--- START OF Exercise input ---

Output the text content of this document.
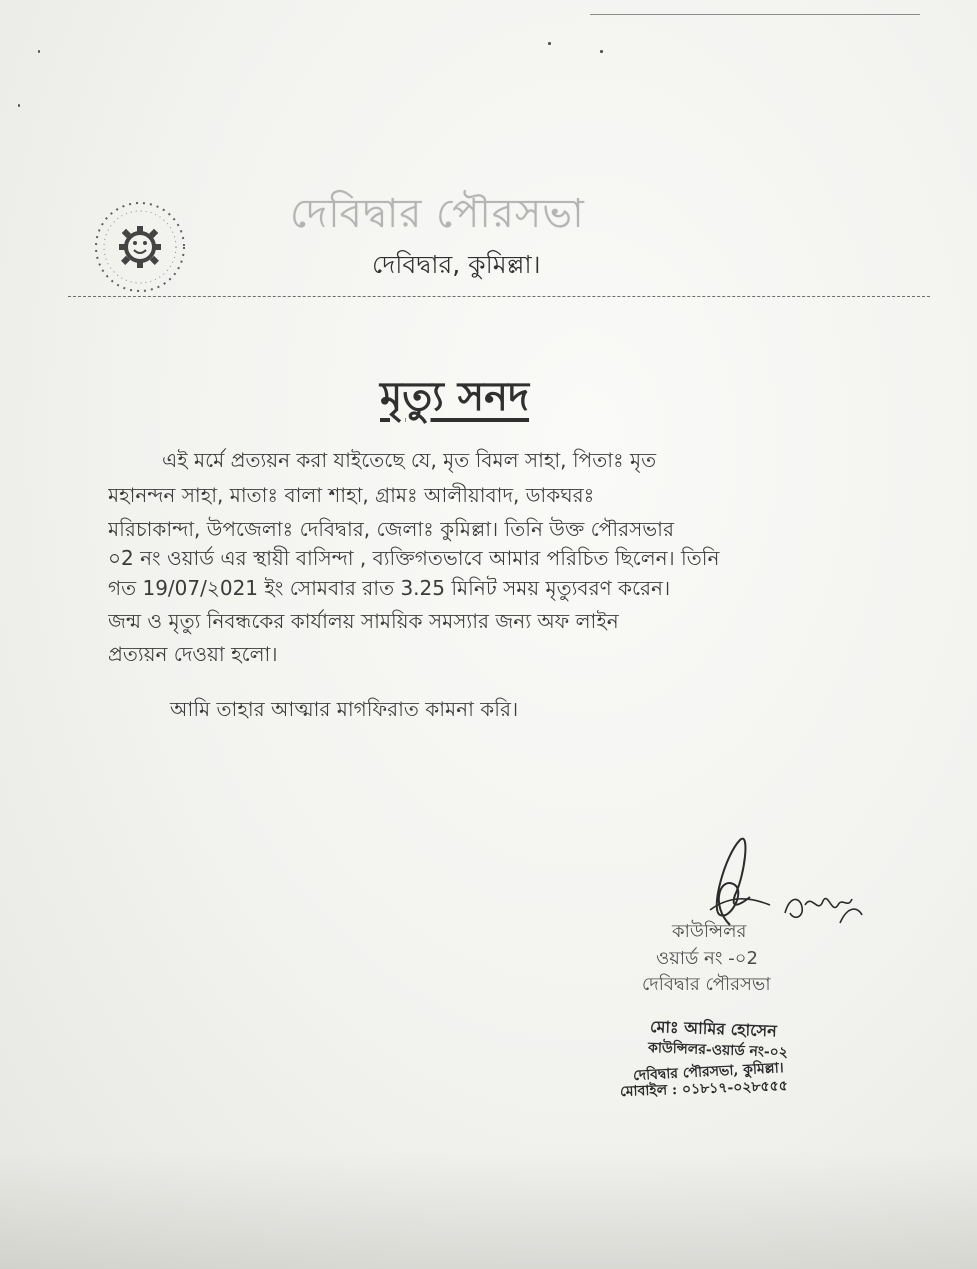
দেবিদ্বার পৌরসভা
দেবিদ্বার, কুমিল্লা।
মৃত্যু সনদ
এই মর্মে প্রত্যয়ন করা যাইতেছে যে, মৃত বিমল সাহা, পিতাঃ মৃত
মহানন্দন সাহা, মাতাঃ বালা শাহা, গ্রামঃ আলীয়াবাদ, ডাকঘরঃ
মরিচাকান্দা, উপজেলাঃ দেবিদ্বার, জেলাঃ কুমিল্লা। তিনি উক্ত পৌরসভার
০2 নং ওয়ার্ড এর স্থায়ী বাসিন্দা , ব্যক্তিগতভাবে আমার পরিচিত ছিলেন। তিনি
গত 19/07/২021 ইং সোমবার রাত 3.25 মিনিট সময় মৃত্যুবরণ করেন।
জন্ম ও মৃত্যু নিবন্ধকের কার্যালয় সাময়িক সমস্যার জন্য অফ লাইন
প্রত্যয়ন দেওয়া হলো।
আমি তাহার আত্মার মাগফিরাত কামনা করি।
কাউন্সিলর
ওয়ার্ড নং -০2
দেবিদ্বার পৌরসভা
মোঃ আমির হোসেন
কাউন্সিলর-ওয়ার্ড নং-০২
দেবিদ্বার পৌরসভা, কুমিল্লা।
মোবাইল : ০১৮১৭-০২৮৫৫৫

--- END OF Exercise input ---

### Written request
Repeat the listing in full and exactly. Leave any pictures out.

### Answer to this task
Output the text content of this document.
দেবিদ্বার পৌরসভা
দেবিদ্বার, কুমিল্লা।
মৃত্যু সনদ
এই মর্মে প্রত্যয়ন করা যাইতেছে যে, মৃত বিমল সাহা, পিতাঃ মৃত
মহানন্দন সাহা, মাতাঃ বালা শাহা, গ্রামঃ আলীয়াবাদ, ডাকঘরঃ
মরিচাকান্দা, উপজেলাঃ দেবিদ্বার, জেলাঃ কুমিল্লা। তিনি উক্ত পৌরসভার
০2 নং ওয়ার্ড এর স্থায়ী বাসিন্দা , ব্যক্তিগতভাবে আমার পরিচিত ছিলেন। তিনি
গত 19/07/২021 ইং সোমবার রাত 3.25 মিনিট সময় মৃত্যুবরণ করেন।
জন্ম ও মৃত্যু নিবন্ধকের কার্যালয় সাময়িক সমস্যার জন্য অফ লাইন
প্রত্যয়ন দেওয়া হলো।
আমি তাহার আত্মার মাগফিরাত কামনা করি।
কাউন্সিলর
ওয়ার্ড নং -০2
দেবিদ্বার পৌরসভা
মোঃ আমির হোসেন
কাউন্সিলর-ওয়ার্ড নং-০২
দেবিদ্বার পৌরসভা, কুমিল্লা।
মোবাইল : ০১৮১৭-০২৮৫৫৫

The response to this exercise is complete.